** START Provided records **

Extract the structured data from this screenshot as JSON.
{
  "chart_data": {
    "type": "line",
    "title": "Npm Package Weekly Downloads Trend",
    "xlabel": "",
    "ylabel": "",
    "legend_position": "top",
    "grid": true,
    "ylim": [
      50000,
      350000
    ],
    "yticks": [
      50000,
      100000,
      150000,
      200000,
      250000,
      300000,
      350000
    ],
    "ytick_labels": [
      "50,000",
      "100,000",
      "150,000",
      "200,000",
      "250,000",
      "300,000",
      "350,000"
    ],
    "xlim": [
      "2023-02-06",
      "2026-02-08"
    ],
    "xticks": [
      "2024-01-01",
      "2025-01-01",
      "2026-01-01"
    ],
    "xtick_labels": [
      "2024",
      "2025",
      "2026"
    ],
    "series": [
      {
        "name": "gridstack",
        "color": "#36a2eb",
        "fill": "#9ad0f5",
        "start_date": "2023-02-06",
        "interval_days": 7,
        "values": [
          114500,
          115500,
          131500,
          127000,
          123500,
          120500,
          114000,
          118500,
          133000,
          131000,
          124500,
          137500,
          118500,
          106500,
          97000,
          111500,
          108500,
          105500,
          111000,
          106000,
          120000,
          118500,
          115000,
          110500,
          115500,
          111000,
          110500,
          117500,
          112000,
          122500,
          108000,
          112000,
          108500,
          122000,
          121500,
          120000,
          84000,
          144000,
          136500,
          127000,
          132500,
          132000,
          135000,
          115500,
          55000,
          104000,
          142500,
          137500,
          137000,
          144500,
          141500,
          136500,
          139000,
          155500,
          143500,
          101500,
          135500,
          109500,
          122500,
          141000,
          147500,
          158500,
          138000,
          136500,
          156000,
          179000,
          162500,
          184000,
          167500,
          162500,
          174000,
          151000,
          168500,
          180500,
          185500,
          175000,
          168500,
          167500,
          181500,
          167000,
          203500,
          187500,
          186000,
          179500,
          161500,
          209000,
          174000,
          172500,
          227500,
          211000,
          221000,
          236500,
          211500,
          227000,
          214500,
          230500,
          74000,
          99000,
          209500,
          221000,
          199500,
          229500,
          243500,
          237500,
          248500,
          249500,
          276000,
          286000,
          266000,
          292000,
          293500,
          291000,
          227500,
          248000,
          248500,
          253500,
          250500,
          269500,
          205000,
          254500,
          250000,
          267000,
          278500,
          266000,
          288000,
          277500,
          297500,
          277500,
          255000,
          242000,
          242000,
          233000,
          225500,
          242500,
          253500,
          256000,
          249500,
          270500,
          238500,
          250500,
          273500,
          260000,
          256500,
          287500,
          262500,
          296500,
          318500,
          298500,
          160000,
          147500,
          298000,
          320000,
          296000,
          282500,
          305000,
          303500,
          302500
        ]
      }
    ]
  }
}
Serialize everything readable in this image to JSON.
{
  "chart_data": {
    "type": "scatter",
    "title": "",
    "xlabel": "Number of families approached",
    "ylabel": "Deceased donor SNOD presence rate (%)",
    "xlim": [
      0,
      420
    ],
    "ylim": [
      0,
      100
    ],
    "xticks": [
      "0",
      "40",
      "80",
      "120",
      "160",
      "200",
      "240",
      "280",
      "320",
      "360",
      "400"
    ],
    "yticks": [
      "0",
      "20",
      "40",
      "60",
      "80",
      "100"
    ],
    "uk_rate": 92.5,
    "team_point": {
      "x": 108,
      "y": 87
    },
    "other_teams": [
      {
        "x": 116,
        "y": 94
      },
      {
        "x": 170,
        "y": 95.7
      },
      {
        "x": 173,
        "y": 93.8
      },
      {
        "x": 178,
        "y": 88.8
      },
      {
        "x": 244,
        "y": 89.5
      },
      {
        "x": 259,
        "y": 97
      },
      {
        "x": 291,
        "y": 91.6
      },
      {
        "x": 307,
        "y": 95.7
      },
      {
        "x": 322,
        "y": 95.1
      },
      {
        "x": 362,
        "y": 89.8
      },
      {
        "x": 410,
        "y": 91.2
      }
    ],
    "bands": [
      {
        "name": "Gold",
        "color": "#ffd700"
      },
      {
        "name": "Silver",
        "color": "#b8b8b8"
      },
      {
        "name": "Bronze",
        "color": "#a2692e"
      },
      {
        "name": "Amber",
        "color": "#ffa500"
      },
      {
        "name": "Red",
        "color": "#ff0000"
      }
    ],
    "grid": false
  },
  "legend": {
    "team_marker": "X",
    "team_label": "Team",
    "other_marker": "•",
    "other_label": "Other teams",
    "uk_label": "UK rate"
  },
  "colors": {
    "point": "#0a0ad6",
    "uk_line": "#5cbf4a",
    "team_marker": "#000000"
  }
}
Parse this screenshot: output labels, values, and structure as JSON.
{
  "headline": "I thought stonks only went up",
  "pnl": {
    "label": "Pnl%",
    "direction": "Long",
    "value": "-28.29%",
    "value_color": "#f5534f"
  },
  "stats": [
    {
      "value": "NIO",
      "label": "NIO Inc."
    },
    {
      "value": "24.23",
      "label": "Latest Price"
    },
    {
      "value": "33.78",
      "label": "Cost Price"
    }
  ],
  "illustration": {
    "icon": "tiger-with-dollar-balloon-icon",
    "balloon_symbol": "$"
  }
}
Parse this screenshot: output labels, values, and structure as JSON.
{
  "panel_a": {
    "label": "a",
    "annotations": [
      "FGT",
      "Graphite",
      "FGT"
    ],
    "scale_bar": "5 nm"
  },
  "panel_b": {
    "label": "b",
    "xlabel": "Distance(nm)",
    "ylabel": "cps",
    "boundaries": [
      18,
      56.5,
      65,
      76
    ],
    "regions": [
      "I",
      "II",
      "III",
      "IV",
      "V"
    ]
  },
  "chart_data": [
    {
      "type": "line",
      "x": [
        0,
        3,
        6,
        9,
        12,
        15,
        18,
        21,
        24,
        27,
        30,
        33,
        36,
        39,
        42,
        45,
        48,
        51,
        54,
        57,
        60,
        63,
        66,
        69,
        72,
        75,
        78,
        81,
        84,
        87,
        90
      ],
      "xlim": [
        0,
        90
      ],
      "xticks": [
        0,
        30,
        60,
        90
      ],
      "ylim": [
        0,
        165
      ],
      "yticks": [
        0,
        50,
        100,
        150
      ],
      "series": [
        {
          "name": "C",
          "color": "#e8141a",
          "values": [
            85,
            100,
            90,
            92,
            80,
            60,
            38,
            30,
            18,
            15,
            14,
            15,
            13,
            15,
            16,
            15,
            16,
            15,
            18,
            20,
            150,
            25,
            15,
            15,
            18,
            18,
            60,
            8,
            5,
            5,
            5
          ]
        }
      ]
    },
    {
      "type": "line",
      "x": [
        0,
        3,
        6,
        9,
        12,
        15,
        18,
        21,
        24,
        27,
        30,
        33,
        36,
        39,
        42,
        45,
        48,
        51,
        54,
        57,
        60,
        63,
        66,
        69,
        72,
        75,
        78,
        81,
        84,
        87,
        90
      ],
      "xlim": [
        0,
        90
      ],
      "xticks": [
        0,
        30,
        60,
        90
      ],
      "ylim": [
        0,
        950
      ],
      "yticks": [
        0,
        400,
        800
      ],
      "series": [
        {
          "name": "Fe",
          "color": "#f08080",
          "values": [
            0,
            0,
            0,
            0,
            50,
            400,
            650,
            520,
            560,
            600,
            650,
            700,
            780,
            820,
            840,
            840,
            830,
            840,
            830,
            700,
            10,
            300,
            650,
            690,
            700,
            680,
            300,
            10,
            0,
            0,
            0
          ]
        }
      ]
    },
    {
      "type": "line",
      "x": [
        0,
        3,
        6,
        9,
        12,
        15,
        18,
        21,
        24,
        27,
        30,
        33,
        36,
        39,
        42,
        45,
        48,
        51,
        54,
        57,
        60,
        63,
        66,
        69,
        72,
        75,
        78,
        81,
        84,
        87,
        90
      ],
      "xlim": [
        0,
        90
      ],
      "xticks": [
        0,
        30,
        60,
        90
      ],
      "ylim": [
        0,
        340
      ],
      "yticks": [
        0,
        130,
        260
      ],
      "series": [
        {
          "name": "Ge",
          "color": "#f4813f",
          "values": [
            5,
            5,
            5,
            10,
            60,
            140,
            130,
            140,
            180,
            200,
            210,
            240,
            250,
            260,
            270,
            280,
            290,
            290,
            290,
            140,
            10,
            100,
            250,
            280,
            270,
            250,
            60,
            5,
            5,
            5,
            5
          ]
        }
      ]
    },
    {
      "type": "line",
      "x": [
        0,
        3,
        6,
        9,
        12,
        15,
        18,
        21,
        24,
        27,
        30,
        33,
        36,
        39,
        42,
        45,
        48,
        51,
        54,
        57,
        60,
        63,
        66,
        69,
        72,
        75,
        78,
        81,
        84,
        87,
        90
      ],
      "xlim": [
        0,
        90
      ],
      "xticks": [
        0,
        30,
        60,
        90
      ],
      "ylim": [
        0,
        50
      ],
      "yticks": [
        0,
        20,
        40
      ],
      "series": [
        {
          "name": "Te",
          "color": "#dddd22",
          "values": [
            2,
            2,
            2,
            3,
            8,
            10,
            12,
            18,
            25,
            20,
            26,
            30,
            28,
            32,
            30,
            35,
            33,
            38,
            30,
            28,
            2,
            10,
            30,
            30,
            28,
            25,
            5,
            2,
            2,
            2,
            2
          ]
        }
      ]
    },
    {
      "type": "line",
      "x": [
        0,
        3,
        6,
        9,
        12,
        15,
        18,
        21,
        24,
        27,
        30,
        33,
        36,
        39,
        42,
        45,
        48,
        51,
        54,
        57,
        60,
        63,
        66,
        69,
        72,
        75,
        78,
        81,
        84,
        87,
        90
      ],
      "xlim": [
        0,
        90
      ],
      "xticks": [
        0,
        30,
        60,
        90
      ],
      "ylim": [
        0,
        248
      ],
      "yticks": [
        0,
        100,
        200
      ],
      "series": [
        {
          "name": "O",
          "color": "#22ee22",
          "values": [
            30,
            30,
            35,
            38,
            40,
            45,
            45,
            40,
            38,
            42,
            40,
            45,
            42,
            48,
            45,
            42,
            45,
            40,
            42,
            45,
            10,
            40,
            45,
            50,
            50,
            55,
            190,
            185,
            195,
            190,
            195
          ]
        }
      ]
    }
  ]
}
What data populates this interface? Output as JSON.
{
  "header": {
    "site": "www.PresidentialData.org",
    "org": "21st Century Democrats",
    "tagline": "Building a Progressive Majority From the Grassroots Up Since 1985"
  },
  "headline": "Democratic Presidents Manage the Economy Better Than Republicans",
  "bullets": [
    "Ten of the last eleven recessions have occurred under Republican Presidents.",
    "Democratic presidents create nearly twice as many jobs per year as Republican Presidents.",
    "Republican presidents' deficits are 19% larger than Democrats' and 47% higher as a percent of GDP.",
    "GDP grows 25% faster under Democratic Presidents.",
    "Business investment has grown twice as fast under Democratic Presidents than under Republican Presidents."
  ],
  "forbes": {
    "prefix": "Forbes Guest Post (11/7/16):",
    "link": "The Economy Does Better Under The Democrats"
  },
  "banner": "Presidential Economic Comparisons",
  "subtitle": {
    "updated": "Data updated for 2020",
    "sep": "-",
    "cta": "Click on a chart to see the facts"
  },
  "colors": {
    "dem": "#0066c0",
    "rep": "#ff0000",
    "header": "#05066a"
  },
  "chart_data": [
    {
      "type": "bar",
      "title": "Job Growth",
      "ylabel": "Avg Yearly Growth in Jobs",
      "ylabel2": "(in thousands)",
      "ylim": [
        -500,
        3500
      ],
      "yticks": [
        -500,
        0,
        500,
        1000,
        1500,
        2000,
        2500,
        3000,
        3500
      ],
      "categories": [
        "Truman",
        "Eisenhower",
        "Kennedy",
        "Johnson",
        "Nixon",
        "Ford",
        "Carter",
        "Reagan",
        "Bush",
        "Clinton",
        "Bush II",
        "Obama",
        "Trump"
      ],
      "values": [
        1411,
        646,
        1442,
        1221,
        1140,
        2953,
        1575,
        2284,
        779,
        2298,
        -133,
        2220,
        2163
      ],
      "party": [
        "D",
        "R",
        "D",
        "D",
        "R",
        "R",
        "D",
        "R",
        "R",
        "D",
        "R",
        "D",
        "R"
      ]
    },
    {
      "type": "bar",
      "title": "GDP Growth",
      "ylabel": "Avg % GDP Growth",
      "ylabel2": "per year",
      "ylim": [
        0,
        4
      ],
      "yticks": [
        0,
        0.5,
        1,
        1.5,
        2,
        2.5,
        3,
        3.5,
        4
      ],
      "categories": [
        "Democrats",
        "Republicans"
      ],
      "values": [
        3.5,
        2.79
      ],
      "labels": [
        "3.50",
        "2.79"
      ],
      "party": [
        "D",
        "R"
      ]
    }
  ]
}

** END Provided records **

#### What is required
Pick each line holding the word "Better" out of the listing.

#### Output
  "headline": "Democratic Presidents Manage the Economy Better Than Republicans",
    "link": "The Economy Does Better Under The Democrats"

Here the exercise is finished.